• _Task brief_
Can you transcribe every line exactly and leave the pictures behind?

-- start of Given information --

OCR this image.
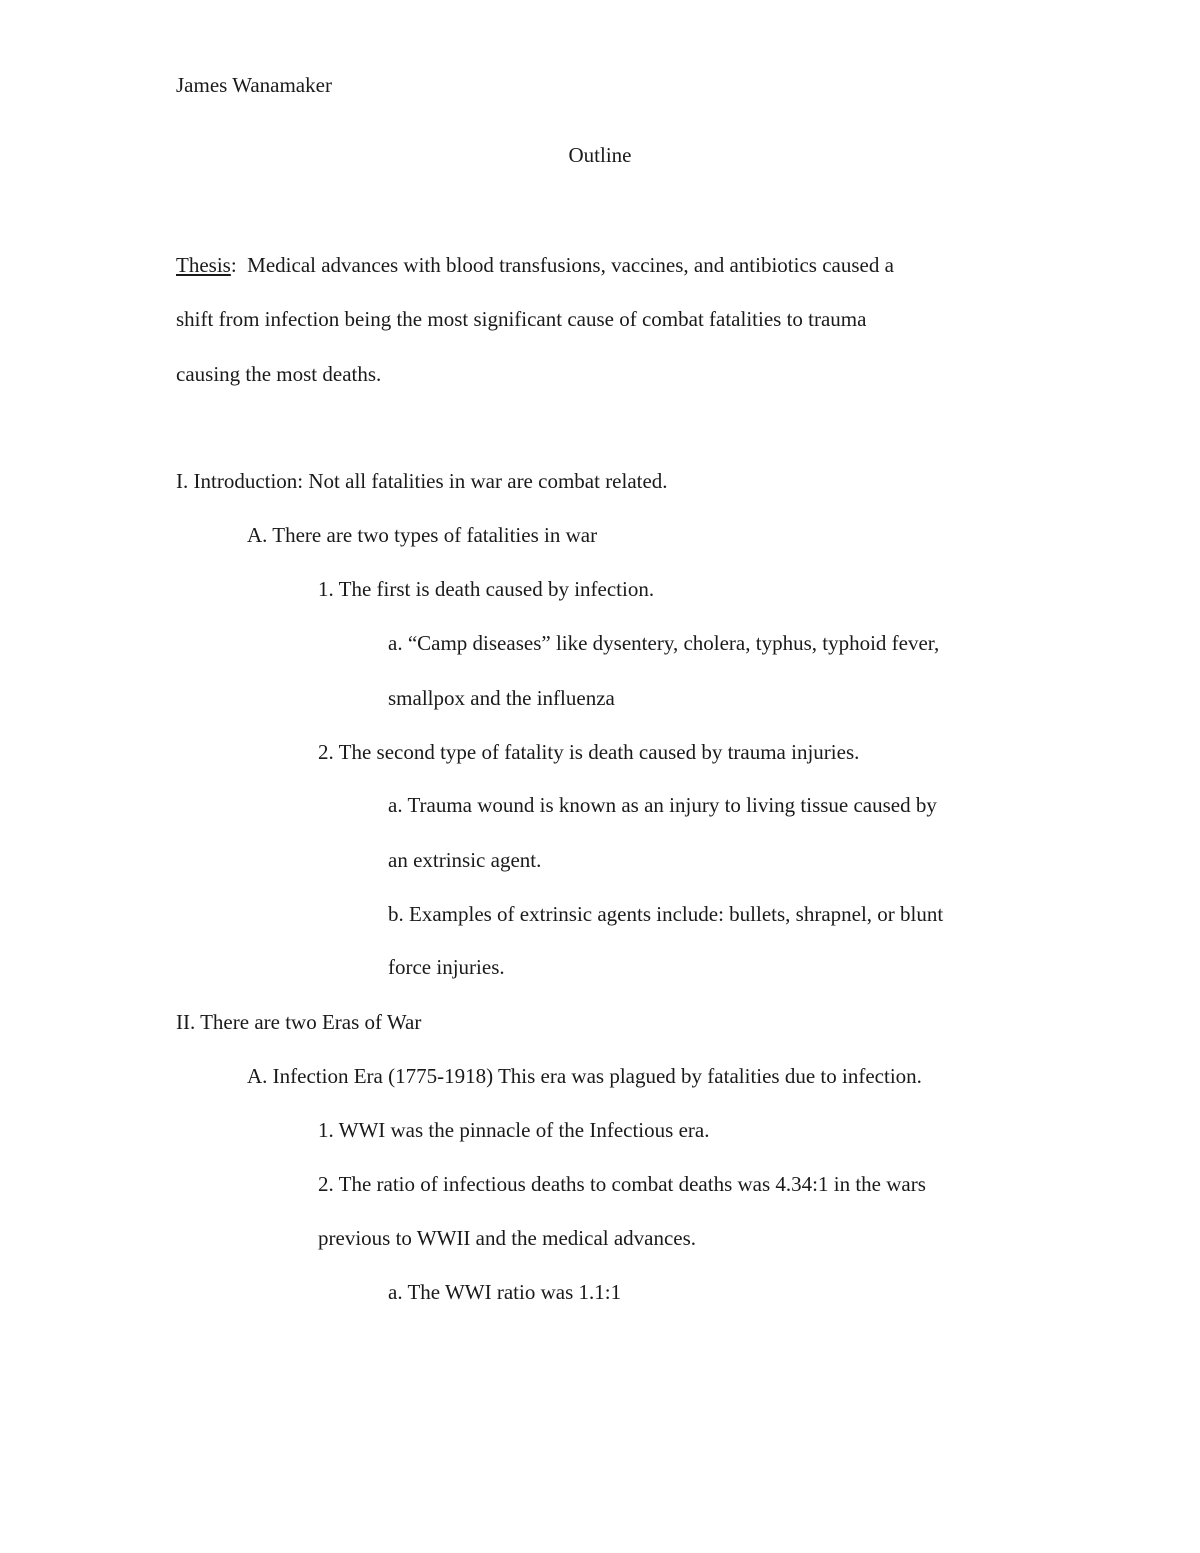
James Wanamaker
Outline
Thesis: Medical advances with blood transfusions, vaccines, and antibiotics caused a
shift from infection being the most significant cause of combat fatalities to trauma
causing the most deaths.
I. Introduction: Not all fatalities in war are combat related.
A. There are two types of fatalities in war
1. The first is death caused by infection.
a. “Camp diseases” like dysentery, cholera, typhus, typhoid fever,
smallpox and the influenza
2. The second type of fatality is death caused by trauma injuries.
a. Trauma wound is known as an injury to living tissue caused by
an extrinsic agent.
b. Examples of extrinsic agents include: bullets, shrapnel, or blunt
force injuries.
II. There are two Eras of War
A. Infection Era (1775-1918) This era was plagued by fatalities due to infection.
1. WWI was the pinnacle of the Infectious era.
2. The ratio of infectious deaths to combat deaths was 4.34:1 in the wars
previous to WWII and the medical advances.
a. The WWI ratio was 1.1:1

-- end of Given information --

• _Full answer_
OCR this image.
James Wanamaker
Outline
Thesis: Medical advances with blood transfusions, vaccines, and antibiotics caused a
shift from infection being the most significant cause of combat fatalities to trauma
causing the most deaths.
I. Introduction: Not all fatalities in war are combat related.
A. There are two types of fatalities in war
1. The first is death caused by infection.
a. “Camp diseases” like dysentery, cholera, typhus, typhoid fever,
smallpox and the influenza
2. The second type of fatality is death caused by trauma injuries.
a. Trauma wound is known as an injury to living tissue caused by
an extrinsic agent.
b. Examples of extrinsic agents include: bullets, shrapnel, or blunt
force injuries.
II. There are two Eras of War
A. Infection Era (1775-1918) This era was plagued by fatalities due to infection.
1. WWI was the pinnacle of the Infectious era.
2. The ratio of infectious deaths to combat deaths was 4.34:1 in the wars
previous to WWII and the medical advances.
a. The WWI ratio was 1.1:1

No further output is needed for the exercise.